Your objective
From the entries that follow, gather each line holding the word "title".

Supplied entries
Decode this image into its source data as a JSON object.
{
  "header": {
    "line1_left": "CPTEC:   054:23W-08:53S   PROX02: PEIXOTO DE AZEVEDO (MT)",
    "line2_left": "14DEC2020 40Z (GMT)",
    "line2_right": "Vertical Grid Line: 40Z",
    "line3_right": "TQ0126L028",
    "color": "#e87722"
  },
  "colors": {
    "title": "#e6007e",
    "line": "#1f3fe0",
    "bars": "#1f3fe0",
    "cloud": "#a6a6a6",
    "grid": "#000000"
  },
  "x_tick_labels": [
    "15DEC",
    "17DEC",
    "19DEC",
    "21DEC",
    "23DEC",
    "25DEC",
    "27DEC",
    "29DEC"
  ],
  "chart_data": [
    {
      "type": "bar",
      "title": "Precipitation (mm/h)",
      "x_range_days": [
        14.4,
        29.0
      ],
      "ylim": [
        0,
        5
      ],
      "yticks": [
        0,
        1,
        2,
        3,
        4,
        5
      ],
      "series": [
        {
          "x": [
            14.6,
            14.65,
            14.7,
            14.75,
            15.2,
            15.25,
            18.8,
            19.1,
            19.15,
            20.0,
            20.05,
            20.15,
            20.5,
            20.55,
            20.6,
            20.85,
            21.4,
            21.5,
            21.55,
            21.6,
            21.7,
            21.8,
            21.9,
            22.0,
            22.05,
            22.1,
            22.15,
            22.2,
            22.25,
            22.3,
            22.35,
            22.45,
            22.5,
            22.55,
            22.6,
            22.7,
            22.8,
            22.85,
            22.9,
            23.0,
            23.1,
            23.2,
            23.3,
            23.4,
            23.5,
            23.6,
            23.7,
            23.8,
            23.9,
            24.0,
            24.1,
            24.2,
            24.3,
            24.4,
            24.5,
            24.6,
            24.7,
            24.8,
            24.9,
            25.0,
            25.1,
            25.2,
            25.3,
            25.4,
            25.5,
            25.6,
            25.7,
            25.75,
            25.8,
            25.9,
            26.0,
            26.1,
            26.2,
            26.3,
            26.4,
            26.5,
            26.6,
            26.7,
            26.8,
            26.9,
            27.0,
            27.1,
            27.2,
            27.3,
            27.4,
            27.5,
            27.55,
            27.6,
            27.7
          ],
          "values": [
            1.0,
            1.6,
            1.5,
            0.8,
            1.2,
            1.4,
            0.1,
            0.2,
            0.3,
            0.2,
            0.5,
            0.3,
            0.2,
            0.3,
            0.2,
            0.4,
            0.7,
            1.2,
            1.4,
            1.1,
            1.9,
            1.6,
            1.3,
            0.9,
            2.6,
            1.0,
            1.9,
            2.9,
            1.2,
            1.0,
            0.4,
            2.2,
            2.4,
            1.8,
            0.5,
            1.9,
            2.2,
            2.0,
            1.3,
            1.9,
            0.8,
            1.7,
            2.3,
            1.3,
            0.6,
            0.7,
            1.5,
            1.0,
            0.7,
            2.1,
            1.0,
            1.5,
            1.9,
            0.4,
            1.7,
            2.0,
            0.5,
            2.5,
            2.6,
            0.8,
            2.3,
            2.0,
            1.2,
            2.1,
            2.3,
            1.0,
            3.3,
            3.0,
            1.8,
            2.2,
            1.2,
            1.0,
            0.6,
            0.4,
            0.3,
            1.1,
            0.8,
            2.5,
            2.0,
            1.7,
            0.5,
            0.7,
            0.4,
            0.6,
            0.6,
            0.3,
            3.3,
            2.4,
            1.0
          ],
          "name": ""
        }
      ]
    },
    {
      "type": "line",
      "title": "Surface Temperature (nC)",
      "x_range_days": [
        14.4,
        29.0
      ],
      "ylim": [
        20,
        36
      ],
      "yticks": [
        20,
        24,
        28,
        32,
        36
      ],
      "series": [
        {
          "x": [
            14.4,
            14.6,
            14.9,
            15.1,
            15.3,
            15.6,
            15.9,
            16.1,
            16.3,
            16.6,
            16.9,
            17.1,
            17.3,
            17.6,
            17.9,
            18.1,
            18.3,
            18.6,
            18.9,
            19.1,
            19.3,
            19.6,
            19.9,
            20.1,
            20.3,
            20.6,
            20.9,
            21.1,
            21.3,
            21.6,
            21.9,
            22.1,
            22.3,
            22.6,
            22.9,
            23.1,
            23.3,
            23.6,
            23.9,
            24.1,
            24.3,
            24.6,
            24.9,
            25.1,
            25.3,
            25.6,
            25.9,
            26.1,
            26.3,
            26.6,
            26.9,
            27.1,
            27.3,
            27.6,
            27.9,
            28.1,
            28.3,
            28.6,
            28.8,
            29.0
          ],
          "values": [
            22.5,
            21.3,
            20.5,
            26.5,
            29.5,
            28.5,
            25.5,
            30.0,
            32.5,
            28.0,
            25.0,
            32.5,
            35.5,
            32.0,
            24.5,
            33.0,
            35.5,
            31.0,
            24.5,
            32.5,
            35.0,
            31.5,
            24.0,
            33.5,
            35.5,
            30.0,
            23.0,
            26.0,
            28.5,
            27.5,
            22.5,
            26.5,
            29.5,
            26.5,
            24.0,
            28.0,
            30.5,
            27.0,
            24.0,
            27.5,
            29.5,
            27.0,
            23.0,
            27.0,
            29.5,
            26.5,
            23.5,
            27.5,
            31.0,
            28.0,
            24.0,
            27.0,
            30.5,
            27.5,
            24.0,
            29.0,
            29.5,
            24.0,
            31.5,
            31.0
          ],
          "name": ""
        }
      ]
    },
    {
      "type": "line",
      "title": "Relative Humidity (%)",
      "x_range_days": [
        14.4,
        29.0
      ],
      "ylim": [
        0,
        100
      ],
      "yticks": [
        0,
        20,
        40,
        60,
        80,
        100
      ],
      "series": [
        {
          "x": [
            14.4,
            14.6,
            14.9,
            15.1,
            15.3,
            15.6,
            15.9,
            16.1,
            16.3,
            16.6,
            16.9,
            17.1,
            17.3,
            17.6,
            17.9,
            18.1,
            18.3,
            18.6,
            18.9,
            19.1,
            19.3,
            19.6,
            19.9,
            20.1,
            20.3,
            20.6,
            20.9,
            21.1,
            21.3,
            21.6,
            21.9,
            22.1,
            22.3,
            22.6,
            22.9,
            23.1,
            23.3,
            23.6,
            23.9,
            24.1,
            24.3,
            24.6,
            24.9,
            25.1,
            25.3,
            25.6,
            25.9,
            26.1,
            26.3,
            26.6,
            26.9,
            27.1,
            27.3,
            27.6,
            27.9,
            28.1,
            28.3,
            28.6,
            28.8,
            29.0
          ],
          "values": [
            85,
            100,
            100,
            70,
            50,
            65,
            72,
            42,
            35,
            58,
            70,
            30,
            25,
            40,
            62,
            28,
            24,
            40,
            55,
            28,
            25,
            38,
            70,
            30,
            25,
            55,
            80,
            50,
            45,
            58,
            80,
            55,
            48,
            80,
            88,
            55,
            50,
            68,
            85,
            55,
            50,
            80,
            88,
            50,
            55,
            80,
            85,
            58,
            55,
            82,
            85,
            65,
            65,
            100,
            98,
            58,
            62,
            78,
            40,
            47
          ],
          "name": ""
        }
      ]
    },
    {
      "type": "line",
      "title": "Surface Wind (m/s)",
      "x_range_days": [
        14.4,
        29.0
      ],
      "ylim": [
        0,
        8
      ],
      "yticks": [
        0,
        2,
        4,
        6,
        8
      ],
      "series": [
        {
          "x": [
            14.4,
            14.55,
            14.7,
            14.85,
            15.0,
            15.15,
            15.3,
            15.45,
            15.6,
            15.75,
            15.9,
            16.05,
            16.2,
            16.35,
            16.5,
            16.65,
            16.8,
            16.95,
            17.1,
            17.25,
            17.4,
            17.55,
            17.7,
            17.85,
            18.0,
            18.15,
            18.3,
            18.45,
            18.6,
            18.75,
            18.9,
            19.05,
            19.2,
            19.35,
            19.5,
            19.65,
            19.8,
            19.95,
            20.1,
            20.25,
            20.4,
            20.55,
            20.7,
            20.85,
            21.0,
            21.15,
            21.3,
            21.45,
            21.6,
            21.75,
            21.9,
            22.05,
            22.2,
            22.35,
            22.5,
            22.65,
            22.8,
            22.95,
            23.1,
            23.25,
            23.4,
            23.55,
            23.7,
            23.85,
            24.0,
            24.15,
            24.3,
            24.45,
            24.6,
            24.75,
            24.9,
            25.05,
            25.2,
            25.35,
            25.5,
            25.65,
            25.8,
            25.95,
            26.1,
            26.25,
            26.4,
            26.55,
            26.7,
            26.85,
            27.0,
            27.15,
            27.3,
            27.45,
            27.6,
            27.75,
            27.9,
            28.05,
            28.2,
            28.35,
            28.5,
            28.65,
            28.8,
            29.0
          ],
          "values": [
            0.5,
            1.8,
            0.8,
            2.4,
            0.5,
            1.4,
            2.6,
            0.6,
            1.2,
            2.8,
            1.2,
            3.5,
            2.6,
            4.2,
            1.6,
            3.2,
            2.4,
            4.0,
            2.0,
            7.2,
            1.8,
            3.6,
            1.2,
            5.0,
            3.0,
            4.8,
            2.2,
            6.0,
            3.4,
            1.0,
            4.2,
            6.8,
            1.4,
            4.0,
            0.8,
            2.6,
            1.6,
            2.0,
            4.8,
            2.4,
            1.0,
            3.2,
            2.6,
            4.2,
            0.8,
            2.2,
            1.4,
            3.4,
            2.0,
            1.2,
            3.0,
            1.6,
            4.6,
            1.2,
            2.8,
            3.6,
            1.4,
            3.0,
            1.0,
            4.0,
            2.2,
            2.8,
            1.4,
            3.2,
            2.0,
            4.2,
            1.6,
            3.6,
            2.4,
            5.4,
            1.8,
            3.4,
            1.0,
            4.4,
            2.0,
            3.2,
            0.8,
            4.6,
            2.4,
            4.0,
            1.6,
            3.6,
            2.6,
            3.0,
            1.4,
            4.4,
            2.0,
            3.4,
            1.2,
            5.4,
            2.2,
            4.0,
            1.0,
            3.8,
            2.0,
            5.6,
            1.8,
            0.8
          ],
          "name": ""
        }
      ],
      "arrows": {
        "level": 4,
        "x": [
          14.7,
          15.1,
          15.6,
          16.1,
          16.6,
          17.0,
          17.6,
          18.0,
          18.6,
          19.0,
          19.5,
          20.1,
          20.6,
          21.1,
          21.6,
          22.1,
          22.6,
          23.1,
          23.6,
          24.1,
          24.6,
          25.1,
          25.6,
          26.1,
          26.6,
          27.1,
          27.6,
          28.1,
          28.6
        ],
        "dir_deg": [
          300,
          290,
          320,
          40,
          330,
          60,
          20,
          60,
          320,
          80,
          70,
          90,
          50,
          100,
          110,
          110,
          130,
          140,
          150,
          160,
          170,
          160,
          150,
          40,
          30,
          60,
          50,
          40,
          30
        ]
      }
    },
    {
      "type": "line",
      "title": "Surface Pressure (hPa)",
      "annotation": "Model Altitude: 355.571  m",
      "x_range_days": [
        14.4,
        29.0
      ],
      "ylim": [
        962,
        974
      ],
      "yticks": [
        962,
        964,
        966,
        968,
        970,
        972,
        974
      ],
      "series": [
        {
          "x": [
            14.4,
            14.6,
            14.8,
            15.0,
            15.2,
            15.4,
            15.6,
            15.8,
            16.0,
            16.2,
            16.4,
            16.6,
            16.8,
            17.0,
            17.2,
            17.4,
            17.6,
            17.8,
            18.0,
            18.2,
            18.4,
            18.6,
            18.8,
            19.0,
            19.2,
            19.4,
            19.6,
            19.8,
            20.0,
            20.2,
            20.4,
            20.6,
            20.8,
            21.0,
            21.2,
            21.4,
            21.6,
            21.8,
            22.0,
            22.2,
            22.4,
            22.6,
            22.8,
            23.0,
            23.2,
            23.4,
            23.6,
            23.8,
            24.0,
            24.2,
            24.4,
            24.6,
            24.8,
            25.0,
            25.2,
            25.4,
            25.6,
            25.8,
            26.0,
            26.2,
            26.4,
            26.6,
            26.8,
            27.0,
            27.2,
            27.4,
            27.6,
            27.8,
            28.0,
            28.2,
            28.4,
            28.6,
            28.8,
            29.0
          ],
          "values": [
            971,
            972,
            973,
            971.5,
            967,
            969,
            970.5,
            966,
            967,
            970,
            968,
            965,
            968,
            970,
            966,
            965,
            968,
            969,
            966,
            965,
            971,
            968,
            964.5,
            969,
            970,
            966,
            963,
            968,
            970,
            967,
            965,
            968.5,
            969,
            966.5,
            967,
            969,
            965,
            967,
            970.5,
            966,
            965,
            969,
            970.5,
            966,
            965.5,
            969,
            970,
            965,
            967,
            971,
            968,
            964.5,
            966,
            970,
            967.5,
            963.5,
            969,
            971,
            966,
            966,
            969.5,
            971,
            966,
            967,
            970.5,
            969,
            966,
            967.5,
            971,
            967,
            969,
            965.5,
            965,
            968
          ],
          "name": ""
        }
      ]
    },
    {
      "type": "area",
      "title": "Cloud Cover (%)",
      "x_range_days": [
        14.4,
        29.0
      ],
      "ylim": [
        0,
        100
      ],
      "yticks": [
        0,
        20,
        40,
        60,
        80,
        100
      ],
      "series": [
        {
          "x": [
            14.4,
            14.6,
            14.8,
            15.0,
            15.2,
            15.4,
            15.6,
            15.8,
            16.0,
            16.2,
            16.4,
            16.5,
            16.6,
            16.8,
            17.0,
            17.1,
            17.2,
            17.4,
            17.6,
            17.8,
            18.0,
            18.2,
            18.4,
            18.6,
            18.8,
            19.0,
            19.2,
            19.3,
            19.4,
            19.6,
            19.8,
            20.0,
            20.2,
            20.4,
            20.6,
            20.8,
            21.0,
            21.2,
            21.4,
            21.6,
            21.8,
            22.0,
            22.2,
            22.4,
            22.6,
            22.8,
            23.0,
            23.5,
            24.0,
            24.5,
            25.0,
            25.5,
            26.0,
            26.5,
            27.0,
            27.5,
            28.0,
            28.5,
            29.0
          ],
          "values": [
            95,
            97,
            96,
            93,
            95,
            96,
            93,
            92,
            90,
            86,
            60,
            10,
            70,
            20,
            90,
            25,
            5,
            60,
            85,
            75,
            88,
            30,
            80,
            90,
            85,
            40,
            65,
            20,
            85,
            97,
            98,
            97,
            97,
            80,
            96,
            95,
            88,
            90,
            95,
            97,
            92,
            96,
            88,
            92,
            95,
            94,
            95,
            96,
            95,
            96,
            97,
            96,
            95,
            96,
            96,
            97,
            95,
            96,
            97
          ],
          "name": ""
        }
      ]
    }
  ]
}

Reply
    "title": "#e6007e",
      "title": "Precipitation (mm/h)",
      "title": "Surface Temperature (nC)",
      "title": "Relative Humidity (%)",
      "title": "Surface Wind (m/s)",
      "title": "Surface Pressure (hPa)",
      "title": "Cloud Cover (%)",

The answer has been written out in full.